Figure contents as structured data
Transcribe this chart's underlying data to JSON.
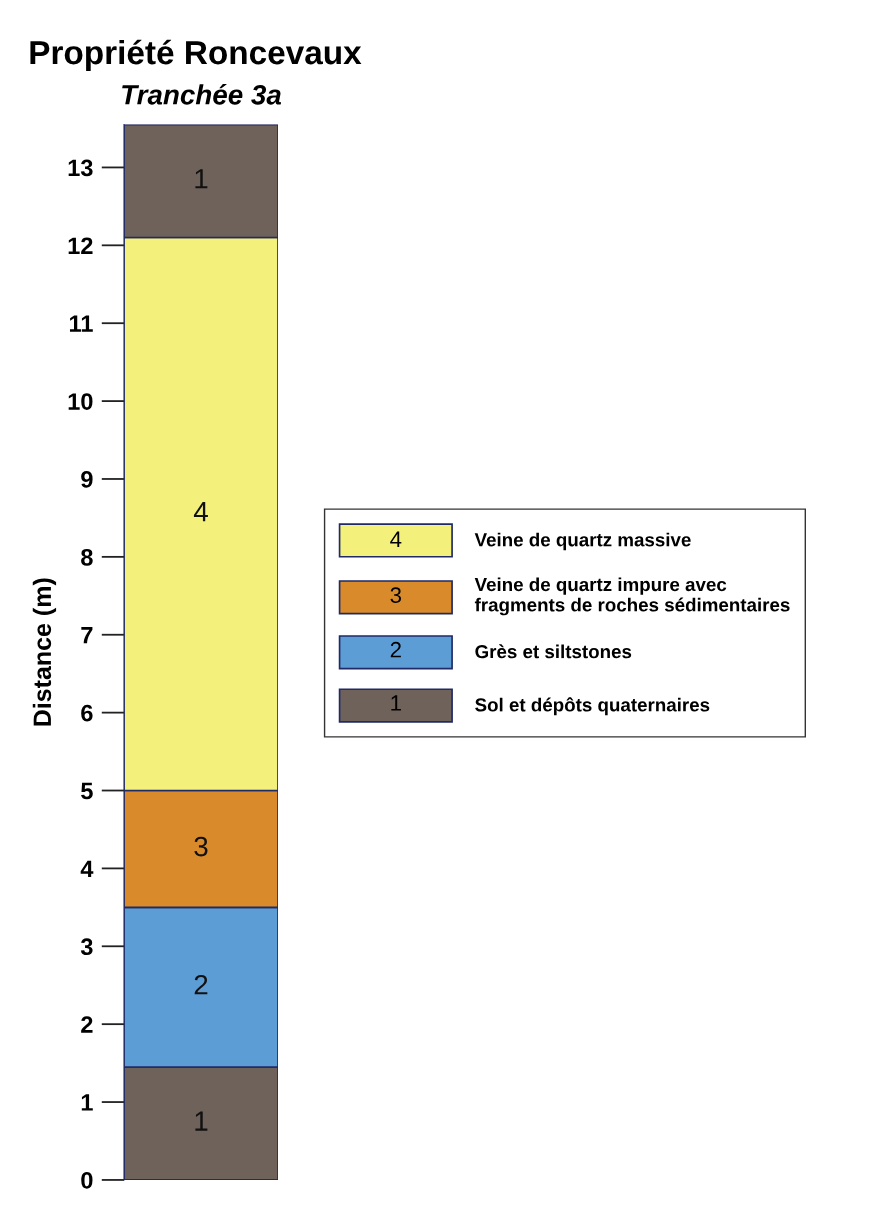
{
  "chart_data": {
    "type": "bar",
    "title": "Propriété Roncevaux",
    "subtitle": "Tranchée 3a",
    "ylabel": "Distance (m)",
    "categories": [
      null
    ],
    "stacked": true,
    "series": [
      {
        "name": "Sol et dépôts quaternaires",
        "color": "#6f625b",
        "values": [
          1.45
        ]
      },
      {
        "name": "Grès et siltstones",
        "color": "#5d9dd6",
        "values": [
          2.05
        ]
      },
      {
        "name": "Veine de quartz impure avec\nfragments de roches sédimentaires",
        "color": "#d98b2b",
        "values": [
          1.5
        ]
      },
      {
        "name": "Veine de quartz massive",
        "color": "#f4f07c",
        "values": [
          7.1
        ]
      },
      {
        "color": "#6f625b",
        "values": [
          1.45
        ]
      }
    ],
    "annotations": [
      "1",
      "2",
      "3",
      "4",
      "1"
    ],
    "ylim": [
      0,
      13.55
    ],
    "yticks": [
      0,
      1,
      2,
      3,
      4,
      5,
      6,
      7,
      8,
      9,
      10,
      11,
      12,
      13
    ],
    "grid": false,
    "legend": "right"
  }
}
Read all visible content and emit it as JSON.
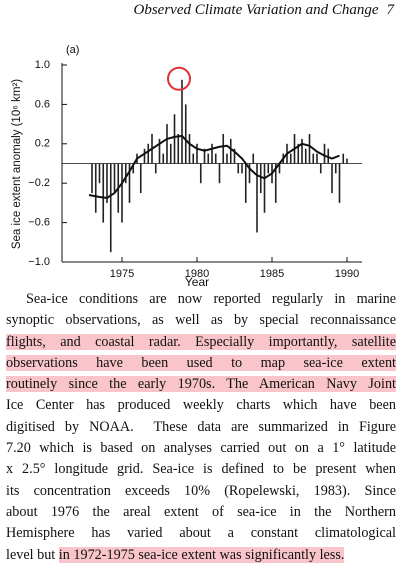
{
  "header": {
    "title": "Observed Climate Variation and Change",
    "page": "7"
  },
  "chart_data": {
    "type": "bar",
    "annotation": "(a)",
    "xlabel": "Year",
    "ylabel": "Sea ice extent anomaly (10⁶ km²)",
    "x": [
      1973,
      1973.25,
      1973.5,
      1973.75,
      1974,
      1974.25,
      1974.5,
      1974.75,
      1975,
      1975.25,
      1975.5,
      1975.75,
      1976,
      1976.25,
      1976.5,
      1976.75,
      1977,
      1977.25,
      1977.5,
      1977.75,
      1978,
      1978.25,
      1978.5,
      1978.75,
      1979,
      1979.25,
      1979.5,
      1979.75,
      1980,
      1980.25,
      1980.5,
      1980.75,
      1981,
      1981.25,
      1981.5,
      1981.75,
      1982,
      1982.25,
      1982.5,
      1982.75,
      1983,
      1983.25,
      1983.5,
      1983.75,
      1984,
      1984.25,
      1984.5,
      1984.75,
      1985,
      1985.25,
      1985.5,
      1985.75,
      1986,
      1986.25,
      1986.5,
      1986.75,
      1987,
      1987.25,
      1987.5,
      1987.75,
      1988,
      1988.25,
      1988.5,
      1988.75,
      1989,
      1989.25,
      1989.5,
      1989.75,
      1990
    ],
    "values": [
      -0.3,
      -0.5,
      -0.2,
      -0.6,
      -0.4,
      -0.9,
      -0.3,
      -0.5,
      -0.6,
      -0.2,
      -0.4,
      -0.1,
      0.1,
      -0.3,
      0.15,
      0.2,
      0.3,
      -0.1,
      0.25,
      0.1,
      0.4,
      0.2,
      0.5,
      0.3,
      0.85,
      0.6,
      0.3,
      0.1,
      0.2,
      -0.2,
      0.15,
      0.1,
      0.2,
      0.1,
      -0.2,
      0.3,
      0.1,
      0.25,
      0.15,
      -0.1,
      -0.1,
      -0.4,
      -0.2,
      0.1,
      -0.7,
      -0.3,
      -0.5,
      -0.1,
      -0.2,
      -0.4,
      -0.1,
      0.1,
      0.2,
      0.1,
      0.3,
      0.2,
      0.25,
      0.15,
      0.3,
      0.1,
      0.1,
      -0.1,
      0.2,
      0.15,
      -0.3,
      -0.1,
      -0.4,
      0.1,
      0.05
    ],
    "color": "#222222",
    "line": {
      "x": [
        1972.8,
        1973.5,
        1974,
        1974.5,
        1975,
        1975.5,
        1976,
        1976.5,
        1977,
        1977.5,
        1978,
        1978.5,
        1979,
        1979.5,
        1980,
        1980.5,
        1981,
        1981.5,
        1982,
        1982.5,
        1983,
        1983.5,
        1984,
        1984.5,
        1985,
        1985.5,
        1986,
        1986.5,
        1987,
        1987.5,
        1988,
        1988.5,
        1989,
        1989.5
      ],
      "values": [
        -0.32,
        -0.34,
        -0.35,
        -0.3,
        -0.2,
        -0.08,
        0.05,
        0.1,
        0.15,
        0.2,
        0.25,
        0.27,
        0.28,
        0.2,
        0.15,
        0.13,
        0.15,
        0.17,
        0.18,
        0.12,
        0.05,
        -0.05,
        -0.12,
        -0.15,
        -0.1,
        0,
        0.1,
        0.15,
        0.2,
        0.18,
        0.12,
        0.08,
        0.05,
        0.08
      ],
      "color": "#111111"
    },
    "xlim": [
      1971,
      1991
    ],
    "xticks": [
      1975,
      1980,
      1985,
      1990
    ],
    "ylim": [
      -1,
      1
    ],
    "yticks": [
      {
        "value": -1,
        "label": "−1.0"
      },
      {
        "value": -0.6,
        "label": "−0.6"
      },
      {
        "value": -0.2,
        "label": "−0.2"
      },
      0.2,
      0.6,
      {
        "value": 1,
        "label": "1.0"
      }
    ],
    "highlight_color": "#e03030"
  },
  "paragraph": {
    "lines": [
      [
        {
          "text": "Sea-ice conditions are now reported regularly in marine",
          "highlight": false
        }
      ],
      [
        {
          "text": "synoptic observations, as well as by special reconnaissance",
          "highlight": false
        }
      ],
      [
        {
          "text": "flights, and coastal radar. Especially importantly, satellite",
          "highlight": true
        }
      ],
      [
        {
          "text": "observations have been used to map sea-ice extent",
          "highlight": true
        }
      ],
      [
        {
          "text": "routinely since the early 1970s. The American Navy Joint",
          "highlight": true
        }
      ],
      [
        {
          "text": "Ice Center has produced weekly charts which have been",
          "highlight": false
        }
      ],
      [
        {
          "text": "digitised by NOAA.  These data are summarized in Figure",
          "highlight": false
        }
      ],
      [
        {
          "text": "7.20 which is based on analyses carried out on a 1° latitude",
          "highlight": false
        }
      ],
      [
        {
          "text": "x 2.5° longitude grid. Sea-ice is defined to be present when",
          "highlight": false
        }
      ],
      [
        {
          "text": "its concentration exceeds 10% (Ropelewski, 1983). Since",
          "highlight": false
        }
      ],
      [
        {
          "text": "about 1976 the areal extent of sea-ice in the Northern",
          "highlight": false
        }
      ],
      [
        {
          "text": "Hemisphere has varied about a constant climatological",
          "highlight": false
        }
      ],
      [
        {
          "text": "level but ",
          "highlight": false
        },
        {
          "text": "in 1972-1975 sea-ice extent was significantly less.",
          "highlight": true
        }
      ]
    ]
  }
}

**WORK REQUIRED**
Repeat the data above exactly, but not the pictures.

**ANSWER**
Transcribe this chart's underlying data to JSON.
{
  "chart_data": {
    "type": "bar",
    "title": "Propriété Roncevaux",
    "subtitle": "Tranchée 3a",
    "ylabel": "Distance (m)",
    "categories": [
      null
    ],
    "stacked": true,
    "series": [
      {
        "name": "Sol et dépôts quaternaires",
        "color": "#6f625b",
        "values": [
          1.45
        ]
      },
      {
        "name": "Grès et siltstones",
        "color": "#5d9dd6",
        "values": [
          2.05
        ]
      },
      {
        "name": "Veine de quartz impure avec\nfragments de roches sédimentaires",
        "color": "#d98b2b",
        "values": [
          1.5
        ]
      },
      {
        "name": "Veine de quartz massive",
        "color": "#f4f07c",
        "values": [
          7.1
        ]
      },
      {
        "color": "#6f625b",
        "values": [
          1.45
        ]
      }
    ],
    "annotations": [
      "1",
      "2",
      "3",
      "4",
      "1"
    ],
    "ylim": [
      0,
      13.55
    ],
    "yticks": [
      0,
      1,
      2,
      3,
      4,
      5,
      6,
      7,
      8,
      9,
      10,
      11,
      12,
      13
    ],
    "grid": false,
    "legend": "right"
  }
}
Read all visible content and emit it as JSON.
{
  "header": {
    "title": "Observed Climate Variation and Change",
    "page": "7"
  },
  "chart_data": {
    "type": "bar",
    "annotation": "(a)",
    "xlabel": "Year",
    "ylabel": "Sea ice extent anomaly (10⁶ km²)",
    "x": [
      1973,
      1973.25,
      1973.5,
      1973.75,
      1974,
      1974.25,
      1974.5,
      1974.75,
      1975,
      1975.25,
      1975.5,
      1975.75,
      1976,
      1976.25,
      1976.5,
      1976.75,
      1977,
      1977.25,
      1977.5,
      1977.75,
      1978,
      1978.25,
      1978.5,
      1978.75,
      1979,
      1979.25,
      1979.5,
      1979.75,
      1980,
      1980.25,
      1980.5,
      1980.75,
      1981,
      1981.25,
      1981.5,
      1981.75,
      1982,
      1982.25,
      1982.5,
      1982.75,
      1983,
      1983.25,
      1983.5,
      1983.75,
      1984,
      1984.25,
      1984.5,
      1984.75,
      1985,
      1985.25,
      1985.5,
      1985.75,
      1986,
      1986.25,
      1986.5,
      1986.75,
      1987,
      1987.25,
      1987.5,
      1987.75,
      1988,
      1988.25,
      1988.5,
      1988.75,
      1989,
      1989.25,
      1989.5,
      1989.75,
      1990
    ],
    "values": [
      -0.3,
      -0.5,
      -0.2,
      -0.6,
      -0.4,
      -0.9,
      -0.3,
      -0.5,
      -0.6,
      -0.2,
      -0.4,
      -0.1,
      0.1,
      -0.3,
      0.15,
      0.2,
      0.3,
      -0.1,
      0.25,
      0.1,
      0.4,
      0.2,
      0.5,
      0.3,
      0.85,
      0.6,
      0.3,
      0.1,
      0.2,
      -0.2,
      0.15,
      0.1,
      0.2,
      0.1,
      -0.2,
      0.3,
      0.1,
      0.25,
      0.15,
      -0.1,
      -0.1,
      -0.4,
      -0.2,
      0.1,
      -0.7,
      -0.3,
      -0.5,
      -0.1,
      -0.2,
      -0.4,
      -0.1,
      0.1,
      0.2,
      0.1,
      0.3,
      0.2,
      0.25,
      0.15,
      0.3,
      0.1,
      0.1,
      -0.1,
      0.2,
      0.15,
      -0.3,
      -0.1,
      -0.4,
      0.1,
      0.05
    ],
    "color": "#222222",
    "line": {
      "x": [
        1972.8,
        1973.5,
        1974,
        1974.5,
        1975,
        1975.5,
        1976,
        1976.5,
        1977,
        1977.5,
        1978,
        1978.5,
        1979,
        1979.5,
        1980,
        1980.5,
        1981,
        1981.5,
        1982,
        1982.5,
        1983,
        1983.5,
        1984,
        1984.5,
        1985,
        1985.5,
        1986,
        1986.5,
        1987,
        1987.5,
        1988,
        1988.5,
        1989,
        1989.5
      ],
      "values": [
        -0.32,
        -0.34,
        -0.35,
        -0.3,
        -0.2,
        -0.08,
        0.05,
        0.1,
        0.15,
        0.2,
        0.25,
        0.27,
        0.28,
        0.2,
        0.15,
        0.13,
        0.15,
        0.17,
        0.18,
        0.12,
        0.05,
        -0.05,
        -0.12,
        -0.15,
        -0.1,
        0,
        0.1,
        0.15,
        0.2,
        0.18,
        0.12,
        0.08,
        0.05,
        0.08
      ],
      "color": "#111111"
    },
    "xlim": [
      1971,
      1991
    ],
    "xticks": [
      1975,
      1980,
      1985,
      1990
    ],
    "ylim": [
      -1,
      1
    ],
    "yticks": [
      {
        "value": -1,
        "label": "−1.0"
      },
      {
        "value": -0.6,
        "label": "−0.6"
      },
      {
        "value": -0.2,
        "label": "−0.2"
      },
      0.2,
      0.6,
      {
        "value": 1,
        "label": "1.0"
      }
    ],
    "highlight_color": "#e03030"
  },
  "paragraph": {
    "lines": [
      [
        {
          "text": "Sea-ice conditions are now reported regularly in marine",
          "highlight": false
        }
      ],
      [
        {
          "text": "synoptic observations, as well as by special reconnaissance",
          "highlight": false
        }
      ],
      [
        {
          "text": "flights, and coastal radar. Especially importantly, satellite",
          "highlight": true
        }
      ],
      [
        {
          "text": "observations have been used to map sea-ice extent",
          "highlight": true
        }
      ],
      [
        {
          "text": "routinely since the early 1970s. The American Navy Joint",
          "highlight": true
        }
      ],
      [
        {
          "text": "Ice Center has produced weekly charts which have been",
          "highlight": false
        }
      ],
      [
        {
          "text": "digitised by NOAA.  These data are summarized in Figure",
          "highlight": false
        }
      ],
      [
        {
          "text": "7.20 which is based on analyses carried out on a 1° latitude",
          "highlight": false
        }
      ],
      [
        {
          "text": "x 2.5° longitude grid. Sea-ice is defined to be present when",
          "highlight": false
        }
      ],
      [
        {
          "text": "its concentration exceeds 10% (Ropelewski, 1983). Since",
          "highlight": false
        }
      ],
      [
        {
          "text": "about 1976 the areal extent of sea-ice in the Northern",
          "highlight": false
        }
      ],
      [
        {
          "text": "Hemisphere has varied about a constant climatological",
          "highlight": false
        }
      ],
      [
        {
          "text": "level but ",
          "highlight": false
        },
        {
          "text": "in 1972-1975 sea-ice extent was significantly less.",
          "highlight": true
        }
      ]
    ]
  }
}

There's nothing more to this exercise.